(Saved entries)
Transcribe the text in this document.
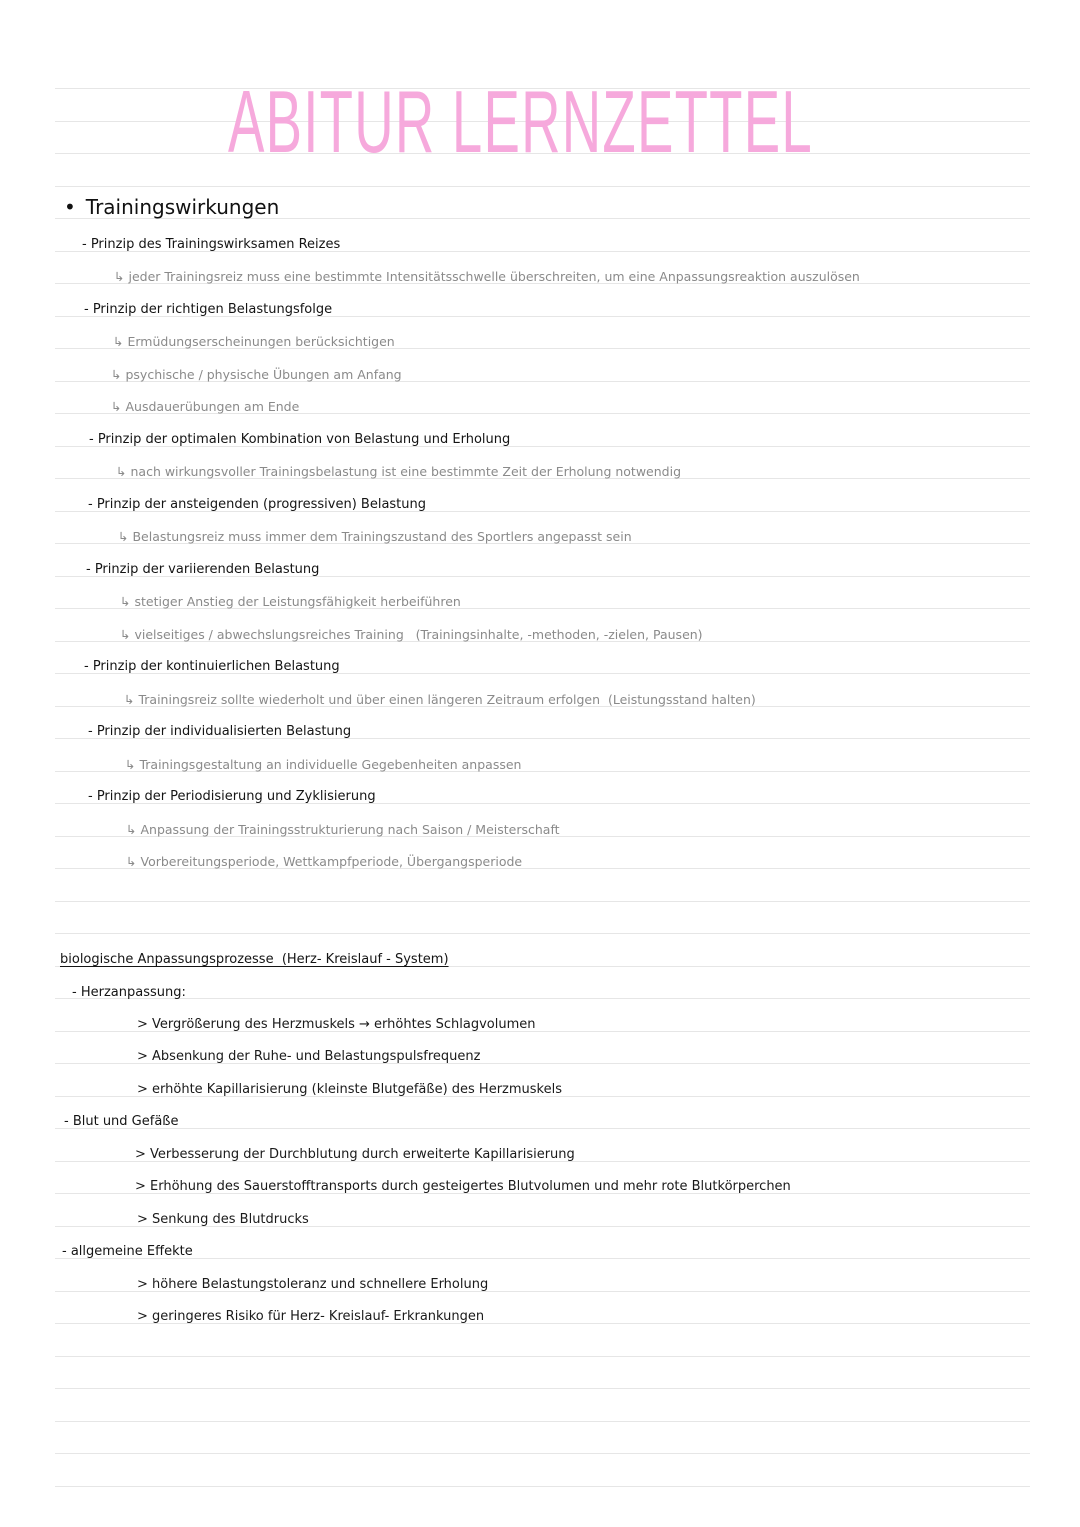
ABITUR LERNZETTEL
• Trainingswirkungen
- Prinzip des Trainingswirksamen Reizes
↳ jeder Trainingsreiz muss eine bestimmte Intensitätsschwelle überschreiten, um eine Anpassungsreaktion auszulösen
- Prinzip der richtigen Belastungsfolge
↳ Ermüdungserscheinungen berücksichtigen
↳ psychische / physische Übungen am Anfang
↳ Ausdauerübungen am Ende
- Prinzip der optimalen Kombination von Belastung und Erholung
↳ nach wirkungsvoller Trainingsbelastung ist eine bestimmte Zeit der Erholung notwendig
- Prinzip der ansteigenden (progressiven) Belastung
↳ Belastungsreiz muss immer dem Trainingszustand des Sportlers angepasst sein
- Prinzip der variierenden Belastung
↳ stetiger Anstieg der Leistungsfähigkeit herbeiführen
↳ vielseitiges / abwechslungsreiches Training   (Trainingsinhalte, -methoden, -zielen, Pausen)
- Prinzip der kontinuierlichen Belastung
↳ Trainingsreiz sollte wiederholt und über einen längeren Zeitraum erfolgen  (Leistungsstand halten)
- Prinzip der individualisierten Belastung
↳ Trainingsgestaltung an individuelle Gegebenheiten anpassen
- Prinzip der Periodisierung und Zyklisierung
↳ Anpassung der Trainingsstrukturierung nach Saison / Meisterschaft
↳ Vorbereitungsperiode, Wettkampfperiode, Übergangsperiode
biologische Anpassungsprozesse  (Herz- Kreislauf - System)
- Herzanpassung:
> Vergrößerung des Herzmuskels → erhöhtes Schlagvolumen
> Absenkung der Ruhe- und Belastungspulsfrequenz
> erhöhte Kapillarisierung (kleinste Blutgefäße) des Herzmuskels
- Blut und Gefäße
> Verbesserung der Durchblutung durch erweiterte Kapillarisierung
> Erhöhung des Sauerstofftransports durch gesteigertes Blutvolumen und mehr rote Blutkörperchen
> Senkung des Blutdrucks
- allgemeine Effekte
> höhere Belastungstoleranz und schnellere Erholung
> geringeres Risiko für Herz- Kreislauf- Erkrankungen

▶ [PROBLEM TO SOLVE]
Return the listing above in full and without alteration, excluding its pictures.

▶ [RESULT BELOW]
Transcribe the text in this document.
ABITUR LERNZETTEL
• Trainingswirkungen
- Prinzip des Trainingswirksamen Reizes
↳ jeder Trainingsreiz muss eine bestimmte Intensitätsschwelle überschreiten, um eine Anpassungsreaktion auszulösen
- Prinzip der richtigen Belastungsfolge
↳ Ermüdungserscheinungen berücksichtigen
↳ psychische / physische Übungen am Anfang
↳ Ausdauerübungen am Ende
- Prinzip der optimalen Kombination von Belastung und Erholung
↳ nach wirkungsvoller Trainingsbelastung ist eine bestimmte Zeit der Erholung notwendig
- Prinzip der ansteigenden (progressiven) Belastung
↳ Belastungsreiz muss immer dem Trainingszustand des Sportlers angepasst sein
- Prinzip der variierenden Belastung
↳ stetiger Anstieg der Leistungsfähigkeit herbeiführen
↳ vielseitiges / abwechslungsreiches Training   (Trainingsinhalte, -methoden, -zielen, Pausen)
- Prinzip der kontinuierlichen Belastung
↳ Trainingsreiz sollte wiederholt und über einen längeren Zeitraum erfolgen  (Leistungsstand halten)
- Prinzip der individualisierten Belastung
↳ Trainingsgestaltung an individuelle Gegebenheiten anpassen
- Prinzip der Periodisierung und Zyklisierung
↳ Anpassung der Trainingsstrukturierung nach Saison / Meisterschaft
↳ Vorbereitungsperiode, Wettkampfperiode, Übergangsperiode
biologische Anpassungsprozesse  (Herz- Kreislauf - System)
- Herzanpassung:
> Vergrößerung des Herzmuskels → erhöhtes Schlagvolumen
> Absenkung der Ruhe- und Belastungspulsfrequenz
> erhöhte Kapillarisierung (kleinste Blutgefäße) des Herzmuskels
- Blut und Gefäße
> Verbesserung der Durchblutung durch erweiterte Kapillarisierung
> Erhöhung des Sauerstofftransports durch gesteigertes Blutvolumen und mehr rote Blutkörperchen
> Senkung des Blutdrucks
- allgemeine Effekte
> höhere Belastungstoleranz und schnellere Erholung
> geringeres Risiko für Herz- Kreislauf- Erkrankungen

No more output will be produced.